#### YOUR TASK
Filter the records for lines holding the string "ΣΧΟΛΕΙΟ".

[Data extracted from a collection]
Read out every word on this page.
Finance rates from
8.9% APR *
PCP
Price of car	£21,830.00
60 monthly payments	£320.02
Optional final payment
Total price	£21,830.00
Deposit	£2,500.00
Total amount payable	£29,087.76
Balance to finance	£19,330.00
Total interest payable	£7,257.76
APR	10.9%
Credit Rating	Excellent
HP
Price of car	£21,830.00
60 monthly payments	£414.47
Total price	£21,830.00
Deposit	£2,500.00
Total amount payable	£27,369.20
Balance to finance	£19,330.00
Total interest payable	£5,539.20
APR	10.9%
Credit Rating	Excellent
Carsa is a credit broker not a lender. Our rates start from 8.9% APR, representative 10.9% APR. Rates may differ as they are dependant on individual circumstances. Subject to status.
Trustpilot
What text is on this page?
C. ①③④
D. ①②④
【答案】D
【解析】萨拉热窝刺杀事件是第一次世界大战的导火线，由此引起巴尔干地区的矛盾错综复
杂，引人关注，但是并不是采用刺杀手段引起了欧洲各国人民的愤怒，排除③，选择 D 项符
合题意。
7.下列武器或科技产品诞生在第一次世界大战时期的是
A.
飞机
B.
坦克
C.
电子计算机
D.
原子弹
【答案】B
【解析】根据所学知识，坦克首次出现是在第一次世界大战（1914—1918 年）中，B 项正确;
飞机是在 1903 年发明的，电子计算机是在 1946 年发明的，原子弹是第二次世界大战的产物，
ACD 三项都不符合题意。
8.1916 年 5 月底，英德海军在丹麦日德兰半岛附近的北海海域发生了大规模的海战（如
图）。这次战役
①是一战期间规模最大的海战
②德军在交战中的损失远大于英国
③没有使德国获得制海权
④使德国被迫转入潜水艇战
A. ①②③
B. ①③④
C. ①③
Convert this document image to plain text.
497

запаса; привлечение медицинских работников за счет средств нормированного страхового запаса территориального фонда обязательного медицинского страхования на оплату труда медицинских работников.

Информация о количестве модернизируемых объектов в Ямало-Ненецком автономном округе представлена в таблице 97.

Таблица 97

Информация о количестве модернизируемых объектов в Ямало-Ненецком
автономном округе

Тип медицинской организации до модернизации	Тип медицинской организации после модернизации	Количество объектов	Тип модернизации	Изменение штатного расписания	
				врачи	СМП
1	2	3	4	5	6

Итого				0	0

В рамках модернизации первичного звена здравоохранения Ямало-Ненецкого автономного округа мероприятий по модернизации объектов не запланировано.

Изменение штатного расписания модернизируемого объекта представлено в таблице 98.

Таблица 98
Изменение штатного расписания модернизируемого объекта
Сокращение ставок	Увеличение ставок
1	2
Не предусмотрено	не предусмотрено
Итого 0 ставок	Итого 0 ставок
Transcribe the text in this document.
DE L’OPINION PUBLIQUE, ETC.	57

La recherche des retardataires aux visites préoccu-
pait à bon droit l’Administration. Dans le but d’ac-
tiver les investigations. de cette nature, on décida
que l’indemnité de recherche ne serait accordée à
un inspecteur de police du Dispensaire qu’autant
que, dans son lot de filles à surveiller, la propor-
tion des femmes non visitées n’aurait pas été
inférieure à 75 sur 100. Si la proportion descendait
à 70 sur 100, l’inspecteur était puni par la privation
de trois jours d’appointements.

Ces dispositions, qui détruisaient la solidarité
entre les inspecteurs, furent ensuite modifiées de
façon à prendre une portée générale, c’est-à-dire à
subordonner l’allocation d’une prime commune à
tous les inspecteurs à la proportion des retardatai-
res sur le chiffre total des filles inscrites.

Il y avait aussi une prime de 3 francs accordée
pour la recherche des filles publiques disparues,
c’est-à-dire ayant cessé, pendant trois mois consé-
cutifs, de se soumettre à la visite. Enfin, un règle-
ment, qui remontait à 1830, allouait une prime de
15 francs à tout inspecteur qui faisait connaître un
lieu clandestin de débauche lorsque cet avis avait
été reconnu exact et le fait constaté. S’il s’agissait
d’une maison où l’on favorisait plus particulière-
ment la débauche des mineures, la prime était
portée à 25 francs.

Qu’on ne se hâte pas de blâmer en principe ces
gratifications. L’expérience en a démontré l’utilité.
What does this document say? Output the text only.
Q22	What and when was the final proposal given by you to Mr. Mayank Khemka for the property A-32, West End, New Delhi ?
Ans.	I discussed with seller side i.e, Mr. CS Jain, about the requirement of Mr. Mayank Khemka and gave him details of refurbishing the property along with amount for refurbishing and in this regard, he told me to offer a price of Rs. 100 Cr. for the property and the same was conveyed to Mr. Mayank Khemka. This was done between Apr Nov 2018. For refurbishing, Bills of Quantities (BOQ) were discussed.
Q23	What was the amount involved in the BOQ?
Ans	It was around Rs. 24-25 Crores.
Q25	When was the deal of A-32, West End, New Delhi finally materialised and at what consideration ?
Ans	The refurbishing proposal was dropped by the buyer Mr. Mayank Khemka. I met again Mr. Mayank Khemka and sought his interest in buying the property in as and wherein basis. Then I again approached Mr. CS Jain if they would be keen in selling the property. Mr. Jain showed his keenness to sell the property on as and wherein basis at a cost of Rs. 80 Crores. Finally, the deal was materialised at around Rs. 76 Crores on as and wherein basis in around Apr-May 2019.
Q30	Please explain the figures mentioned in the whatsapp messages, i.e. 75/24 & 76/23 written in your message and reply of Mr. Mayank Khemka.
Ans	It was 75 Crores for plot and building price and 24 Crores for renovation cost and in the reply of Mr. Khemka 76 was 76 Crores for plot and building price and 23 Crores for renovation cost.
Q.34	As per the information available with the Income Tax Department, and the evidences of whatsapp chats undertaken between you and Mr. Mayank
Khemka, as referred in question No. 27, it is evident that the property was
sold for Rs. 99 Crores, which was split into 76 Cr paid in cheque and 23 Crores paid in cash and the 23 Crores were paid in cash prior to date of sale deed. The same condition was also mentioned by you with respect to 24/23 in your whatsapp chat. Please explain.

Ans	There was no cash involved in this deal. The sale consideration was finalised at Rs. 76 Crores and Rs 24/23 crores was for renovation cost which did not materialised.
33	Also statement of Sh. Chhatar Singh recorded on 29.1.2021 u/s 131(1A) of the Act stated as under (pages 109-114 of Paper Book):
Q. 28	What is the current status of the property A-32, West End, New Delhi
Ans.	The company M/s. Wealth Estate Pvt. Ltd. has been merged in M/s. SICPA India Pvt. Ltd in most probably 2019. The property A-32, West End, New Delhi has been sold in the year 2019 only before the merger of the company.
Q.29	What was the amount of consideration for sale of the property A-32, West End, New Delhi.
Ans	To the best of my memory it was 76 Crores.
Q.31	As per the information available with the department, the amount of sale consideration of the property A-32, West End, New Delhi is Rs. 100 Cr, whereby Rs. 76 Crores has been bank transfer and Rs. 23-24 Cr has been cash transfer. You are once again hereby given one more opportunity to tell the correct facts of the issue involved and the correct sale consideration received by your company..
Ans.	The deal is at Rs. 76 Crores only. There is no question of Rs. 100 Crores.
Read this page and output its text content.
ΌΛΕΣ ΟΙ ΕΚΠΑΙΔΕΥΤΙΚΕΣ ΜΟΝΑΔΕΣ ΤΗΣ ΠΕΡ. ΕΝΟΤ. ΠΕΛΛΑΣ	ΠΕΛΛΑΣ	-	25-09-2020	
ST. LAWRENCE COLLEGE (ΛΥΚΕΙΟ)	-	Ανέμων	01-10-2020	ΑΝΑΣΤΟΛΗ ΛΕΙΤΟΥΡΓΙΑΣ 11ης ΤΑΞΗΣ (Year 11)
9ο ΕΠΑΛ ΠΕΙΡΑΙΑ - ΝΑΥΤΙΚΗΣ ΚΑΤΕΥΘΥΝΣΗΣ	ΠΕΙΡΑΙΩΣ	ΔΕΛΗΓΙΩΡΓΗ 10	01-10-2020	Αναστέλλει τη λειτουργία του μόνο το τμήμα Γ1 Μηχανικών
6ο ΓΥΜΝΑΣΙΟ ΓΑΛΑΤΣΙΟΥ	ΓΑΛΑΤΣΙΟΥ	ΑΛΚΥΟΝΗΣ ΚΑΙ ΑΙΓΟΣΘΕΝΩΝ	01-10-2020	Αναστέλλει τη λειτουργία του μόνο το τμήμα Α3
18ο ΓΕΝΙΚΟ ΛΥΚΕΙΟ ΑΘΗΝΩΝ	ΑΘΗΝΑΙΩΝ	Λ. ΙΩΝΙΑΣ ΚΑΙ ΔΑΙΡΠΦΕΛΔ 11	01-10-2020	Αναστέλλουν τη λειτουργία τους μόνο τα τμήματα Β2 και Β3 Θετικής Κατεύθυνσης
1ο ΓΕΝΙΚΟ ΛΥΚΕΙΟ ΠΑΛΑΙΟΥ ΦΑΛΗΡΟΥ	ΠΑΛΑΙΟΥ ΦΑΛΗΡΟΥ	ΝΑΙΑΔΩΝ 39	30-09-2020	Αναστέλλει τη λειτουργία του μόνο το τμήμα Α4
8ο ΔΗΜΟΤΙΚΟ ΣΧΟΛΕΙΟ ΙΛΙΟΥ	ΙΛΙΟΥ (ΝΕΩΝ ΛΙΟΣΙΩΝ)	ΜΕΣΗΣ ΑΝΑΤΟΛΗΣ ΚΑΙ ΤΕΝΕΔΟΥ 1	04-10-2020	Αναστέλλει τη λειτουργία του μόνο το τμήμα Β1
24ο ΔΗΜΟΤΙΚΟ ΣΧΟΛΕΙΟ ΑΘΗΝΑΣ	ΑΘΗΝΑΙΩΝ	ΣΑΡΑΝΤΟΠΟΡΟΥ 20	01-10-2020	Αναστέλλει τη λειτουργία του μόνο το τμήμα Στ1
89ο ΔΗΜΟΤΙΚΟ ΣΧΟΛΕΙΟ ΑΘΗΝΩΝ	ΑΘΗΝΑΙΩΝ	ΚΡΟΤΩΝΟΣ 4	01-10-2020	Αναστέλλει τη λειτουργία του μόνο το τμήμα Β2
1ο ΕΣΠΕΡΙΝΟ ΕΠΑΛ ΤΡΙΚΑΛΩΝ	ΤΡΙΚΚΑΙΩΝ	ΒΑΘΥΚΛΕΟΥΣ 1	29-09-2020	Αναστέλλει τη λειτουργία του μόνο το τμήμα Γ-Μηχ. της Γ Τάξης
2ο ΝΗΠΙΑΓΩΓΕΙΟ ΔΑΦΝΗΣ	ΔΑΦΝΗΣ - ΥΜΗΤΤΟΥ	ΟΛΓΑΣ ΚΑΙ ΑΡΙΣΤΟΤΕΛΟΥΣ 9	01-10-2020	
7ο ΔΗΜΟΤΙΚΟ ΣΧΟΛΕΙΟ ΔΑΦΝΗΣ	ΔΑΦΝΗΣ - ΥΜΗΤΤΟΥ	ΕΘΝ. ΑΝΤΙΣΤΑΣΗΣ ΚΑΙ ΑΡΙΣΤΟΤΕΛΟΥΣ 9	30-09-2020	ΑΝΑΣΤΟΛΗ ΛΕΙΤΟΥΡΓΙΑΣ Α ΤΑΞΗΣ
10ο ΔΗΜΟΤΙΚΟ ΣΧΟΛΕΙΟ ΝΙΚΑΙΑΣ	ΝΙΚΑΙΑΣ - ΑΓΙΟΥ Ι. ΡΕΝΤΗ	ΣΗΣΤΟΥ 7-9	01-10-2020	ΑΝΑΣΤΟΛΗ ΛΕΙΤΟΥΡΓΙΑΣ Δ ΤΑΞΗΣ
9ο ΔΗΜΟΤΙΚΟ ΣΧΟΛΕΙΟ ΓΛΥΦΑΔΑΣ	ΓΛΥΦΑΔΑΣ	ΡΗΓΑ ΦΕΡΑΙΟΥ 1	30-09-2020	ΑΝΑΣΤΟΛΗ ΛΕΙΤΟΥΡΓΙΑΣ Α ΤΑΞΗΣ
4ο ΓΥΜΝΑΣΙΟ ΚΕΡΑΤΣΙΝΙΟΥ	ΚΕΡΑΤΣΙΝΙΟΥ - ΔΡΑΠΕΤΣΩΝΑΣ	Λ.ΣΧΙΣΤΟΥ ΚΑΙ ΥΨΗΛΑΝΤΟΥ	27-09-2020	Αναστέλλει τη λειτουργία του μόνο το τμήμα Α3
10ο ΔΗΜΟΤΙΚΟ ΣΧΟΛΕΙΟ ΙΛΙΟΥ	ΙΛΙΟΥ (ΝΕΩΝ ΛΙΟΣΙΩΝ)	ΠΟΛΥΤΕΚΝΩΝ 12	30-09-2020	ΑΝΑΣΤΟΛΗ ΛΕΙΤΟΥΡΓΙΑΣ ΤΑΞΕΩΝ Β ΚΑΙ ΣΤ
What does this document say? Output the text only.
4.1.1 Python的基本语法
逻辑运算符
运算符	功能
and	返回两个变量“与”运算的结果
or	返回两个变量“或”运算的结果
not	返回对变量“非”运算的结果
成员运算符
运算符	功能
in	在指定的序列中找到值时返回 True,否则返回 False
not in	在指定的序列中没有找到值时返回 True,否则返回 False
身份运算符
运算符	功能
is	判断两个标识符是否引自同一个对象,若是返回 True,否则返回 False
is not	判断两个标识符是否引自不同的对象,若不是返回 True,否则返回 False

#### OUTPUT OF THE TASK
8ο ΔΗΜΟΤΙΚΟ ΣΧΟΛΕΙΟ ΙΛΙΟΥ	ΙΛΙΟΥ (ΝΕΩΝ ΛΙΟΣΙΩΝ)	ΜΕΣΗΣ ΑΝΑΤΟΛΗΣ ΚΑΙ ΤΕΝΕΔΟΥ 1	04-10-2020	Αναστέλλει τη λειτουργία του μόνο το τμήμα Β1
24ο ΔΗΜΟΤΙΚΟ ΣΧΟΛΕΙΟ ΑΘΗΝΑΣ	ΑΘΗΝΑΙΩΝ	ΣΑΡΑΝΤΟΠΟΡΟΥ 20	01-10-2020	Αναστέλλει τη λειτουργία του μόνο το τμήμα Στ1
89ο ΔΗΜΟΤΙΚΟ ΣΧΟΛΕΙΟ ΑΘΗΝΩΝ	ΑΘΗΝΑΙΩΝ	ΚΡΟΤΩΝΟΣ 4	01-10-2020	Αναστέλλει τη λειτουργία του μόνο το τμήμα Β2
7ο ΔΗΜΟΤΙΚΟ ΣΧΟΛΕΙΟ ΔΑΦΝΗΣ	ΔΑΦΝΗΣ - ΥΜΗΤΤΟΥ	ΕΘΝ. ΑΝΤΙΣΤΑΣΗΣ ΚΑΙ ΑΡΙΣΤΟΤΕΛΟΥΣ 9	30-09-2020	ΑΝΑΣΤΟΛΗ ΛΕΙΤΟΥΡΓΙΑΣ Α ΤΑΞΗΣ
10ο ΔΗΜΟΤΙΚΟ ΣΧΟΛΕΙΟ ΝΙΚΑΙΑΣ	ΝΙΚΑΙΑΣ - ΑΓΙΟΥ Ι. ΡΕΝΤΗ	ΣΗΣΤΟΥ 7-9	01-10-2020	ΑΝΑΣΤΟΛΗ ΛΕΙΤΟΥΡΓΙΑΣ Δ ΤΑΞΗΣ
9ο ΔΗΜΟΤΙΚΟ ΣΧΟΛΕΙΟ ΓΛΥΦΑΔΑΣ	ΓΛΥΦΑΔΑΣ	ΡΗΓΑ ΦΕΡΑΙΟΥ 1	30-09-2020	ΑΝΑΣΤΟΛΗ ΛΕΙΤΟΥΡΓΙΑΣ Α ΤΑΞΗΣ
10ο ΔΗΜΟΤΙΚΟ ΣΧΟΛΕΙΟ ΙΛΙΟΥ	ΙΛΙΟΥ (ΝΕΩΝ ΛΙΟΣΙΩΝ)	ΠΟΛΥΤΕΚΝΩΝ 12	30-09-2020	ΑΝΑΣΤΟΛΗ ΛΕΙΤΟΥΡΓΙΑΣ ΤΑΞΕΩΝ Β ΚΑΙ ΣΤ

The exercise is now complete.